» WRITTEN PROBLEM
Go through the material below and copy each line where the word "Index" appears.
---- RECORDS SUPPLIED
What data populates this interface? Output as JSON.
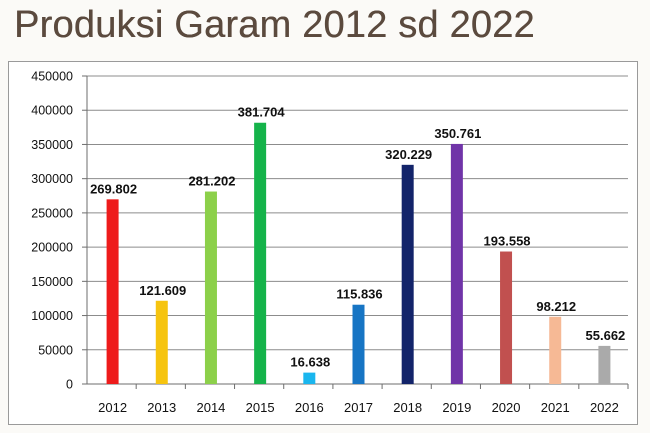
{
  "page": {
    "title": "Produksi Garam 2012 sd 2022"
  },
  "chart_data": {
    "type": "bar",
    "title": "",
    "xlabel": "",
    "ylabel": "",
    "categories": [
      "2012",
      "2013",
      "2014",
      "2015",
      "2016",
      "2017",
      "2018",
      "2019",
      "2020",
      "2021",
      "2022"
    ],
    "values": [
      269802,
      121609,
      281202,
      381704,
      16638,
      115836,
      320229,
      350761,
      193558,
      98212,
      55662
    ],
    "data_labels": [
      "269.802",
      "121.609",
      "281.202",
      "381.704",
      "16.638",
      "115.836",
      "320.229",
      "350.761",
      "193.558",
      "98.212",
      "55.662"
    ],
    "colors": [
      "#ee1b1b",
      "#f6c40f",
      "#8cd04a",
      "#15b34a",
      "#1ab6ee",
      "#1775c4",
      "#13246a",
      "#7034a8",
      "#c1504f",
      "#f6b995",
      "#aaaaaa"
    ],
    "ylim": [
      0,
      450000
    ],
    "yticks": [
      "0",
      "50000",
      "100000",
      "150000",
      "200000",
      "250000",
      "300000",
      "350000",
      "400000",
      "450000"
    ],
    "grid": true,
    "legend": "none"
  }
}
--------
---- RECORDS SUPPLIED
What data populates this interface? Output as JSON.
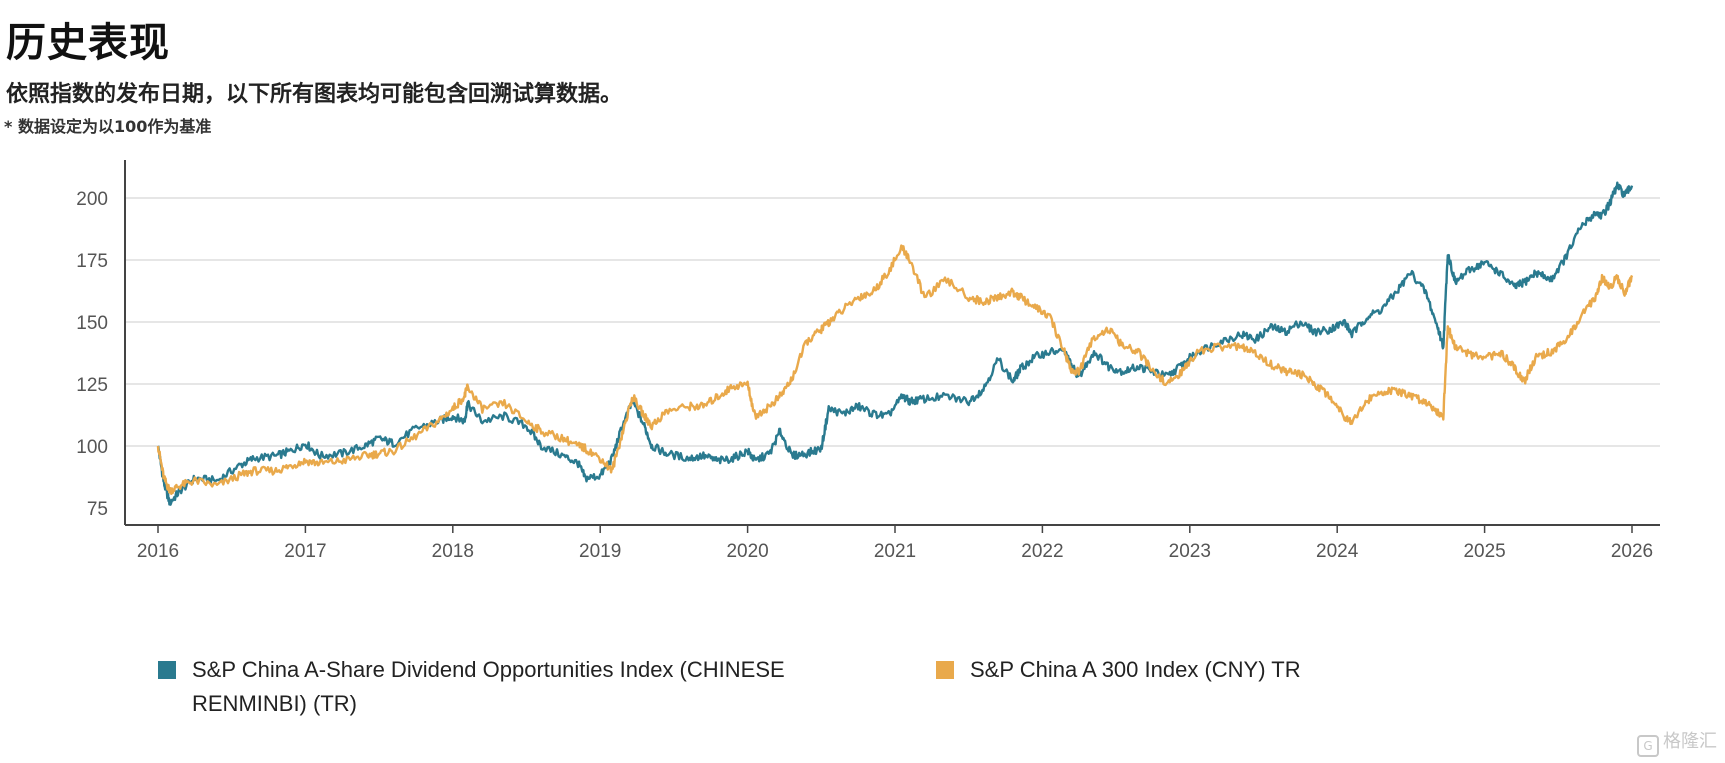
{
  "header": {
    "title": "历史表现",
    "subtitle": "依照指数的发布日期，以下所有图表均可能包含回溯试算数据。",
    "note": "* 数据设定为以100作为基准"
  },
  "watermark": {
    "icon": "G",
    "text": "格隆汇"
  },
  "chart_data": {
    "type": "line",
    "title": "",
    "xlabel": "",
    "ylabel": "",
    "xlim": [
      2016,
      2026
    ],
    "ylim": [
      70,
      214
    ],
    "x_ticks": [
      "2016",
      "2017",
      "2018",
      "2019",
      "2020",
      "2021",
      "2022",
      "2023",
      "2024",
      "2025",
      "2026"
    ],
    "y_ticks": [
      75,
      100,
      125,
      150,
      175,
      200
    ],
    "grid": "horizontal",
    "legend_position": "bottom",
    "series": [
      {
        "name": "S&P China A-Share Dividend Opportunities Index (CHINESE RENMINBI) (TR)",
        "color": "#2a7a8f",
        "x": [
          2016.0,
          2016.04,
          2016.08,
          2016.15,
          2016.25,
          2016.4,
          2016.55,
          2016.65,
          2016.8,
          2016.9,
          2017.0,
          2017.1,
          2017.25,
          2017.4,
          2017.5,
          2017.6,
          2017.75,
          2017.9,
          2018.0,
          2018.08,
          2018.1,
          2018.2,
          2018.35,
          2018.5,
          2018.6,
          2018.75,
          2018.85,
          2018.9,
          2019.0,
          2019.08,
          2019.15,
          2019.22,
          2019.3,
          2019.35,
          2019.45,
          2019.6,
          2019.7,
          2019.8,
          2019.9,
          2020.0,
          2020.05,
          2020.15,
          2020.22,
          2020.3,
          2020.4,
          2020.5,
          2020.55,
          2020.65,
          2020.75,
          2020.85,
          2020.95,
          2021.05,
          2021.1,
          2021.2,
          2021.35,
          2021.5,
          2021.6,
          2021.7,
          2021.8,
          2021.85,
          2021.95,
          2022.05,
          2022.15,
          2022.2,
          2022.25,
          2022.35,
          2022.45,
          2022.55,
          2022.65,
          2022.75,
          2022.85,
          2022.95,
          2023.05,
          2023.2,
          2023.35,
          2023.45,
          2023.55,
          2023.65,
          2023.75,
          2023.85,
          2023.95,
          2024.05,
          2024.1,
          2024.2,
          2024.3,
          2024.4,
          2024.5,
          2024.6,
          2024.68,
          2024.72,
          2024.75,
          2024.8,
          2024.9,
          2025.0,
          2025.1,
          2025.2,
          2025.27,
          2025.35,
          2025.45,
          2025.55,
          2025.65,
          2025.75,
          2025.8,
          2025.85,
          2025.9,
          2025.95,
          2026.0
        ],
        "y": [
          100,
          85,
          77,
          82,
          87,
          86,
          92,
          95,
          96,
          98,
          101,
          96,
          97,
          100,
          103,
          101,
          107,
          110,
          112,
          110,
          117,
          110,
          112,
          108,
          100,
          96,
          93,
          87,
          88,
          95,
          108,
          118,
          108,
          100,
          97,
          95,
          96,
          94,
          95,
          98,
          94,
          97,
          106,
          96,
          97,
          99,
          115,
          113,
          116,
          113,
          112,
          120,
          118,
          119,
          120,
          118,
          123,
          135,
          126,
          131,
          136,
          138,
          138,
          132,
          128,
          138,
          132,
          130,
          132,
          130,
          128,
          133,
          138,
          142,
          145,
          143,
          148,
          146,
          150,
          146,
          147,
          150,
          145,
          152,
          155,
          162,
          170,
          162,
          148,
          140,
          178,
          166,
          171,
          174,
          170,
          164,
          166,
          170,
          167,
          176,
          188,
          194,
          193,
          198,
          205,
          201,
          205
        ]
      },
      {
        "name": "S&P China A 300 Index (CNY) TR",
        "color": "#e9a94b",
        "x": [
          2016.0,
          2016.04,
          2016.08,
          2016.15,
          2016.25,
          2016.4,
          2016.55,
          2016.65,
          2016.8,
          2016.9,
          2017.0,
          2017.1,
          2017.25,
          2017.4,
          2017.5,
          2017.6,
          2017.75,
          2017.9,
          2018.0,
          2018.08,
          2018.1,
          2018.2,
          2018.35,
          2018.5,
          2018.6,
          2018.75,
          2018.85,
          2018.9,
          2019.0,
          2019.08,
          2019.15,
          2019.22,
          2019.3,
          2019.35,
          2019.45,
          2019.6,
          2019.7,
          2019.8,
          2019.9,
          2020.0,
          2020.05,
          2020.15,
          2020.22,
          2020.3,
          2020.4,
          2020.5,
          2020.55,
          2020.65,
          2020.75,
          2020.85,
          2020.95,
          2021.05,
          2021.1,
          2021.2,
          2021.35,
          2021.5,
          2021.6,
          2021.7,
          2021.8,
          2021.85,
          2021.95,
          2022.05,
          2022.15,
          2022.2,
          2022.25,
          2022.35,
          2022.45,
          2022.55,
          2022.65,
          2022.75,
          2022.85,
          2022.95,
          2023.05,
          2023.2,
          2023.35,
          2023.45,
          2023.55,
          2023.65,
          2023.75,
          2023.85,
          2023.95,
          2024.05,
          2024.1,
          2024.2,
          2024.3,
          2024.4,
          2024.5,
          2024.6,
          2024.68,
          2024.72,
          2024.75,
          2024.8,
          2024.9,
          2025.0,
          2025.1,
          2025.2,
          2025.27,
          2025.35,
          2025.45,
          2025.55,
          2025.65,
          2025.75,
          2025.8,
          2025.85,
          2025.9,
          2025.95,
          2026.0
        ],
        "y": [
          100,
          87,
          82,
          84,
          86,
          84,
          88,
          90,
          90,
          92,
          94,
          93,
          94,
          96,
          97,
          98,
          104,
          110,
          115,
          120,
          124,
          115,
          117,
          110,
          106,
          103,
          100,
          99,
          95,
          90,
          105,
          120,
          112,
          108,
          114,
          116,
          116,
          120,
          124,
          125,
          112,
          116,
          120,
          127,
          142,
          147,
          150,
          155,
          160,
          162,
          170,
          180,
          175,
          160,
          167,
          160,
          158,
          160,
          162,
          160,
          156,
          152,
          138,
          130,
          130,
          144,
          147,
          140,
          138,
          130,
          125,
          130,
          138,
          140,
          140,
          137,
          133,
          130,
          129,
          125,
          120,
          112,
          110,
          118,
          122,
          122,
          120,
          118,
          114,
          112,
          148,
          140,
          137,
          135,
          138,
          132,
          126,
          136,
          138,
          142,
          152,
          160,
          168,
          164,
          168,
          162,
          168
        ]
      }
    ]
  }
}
--------
» RESPONSE
        "name": "S&P China A-Share Dividend Opportunities Index (CHINESE RENMINBI) (TR)",
        "name": "S&P China A 300 Index (CNY) TR",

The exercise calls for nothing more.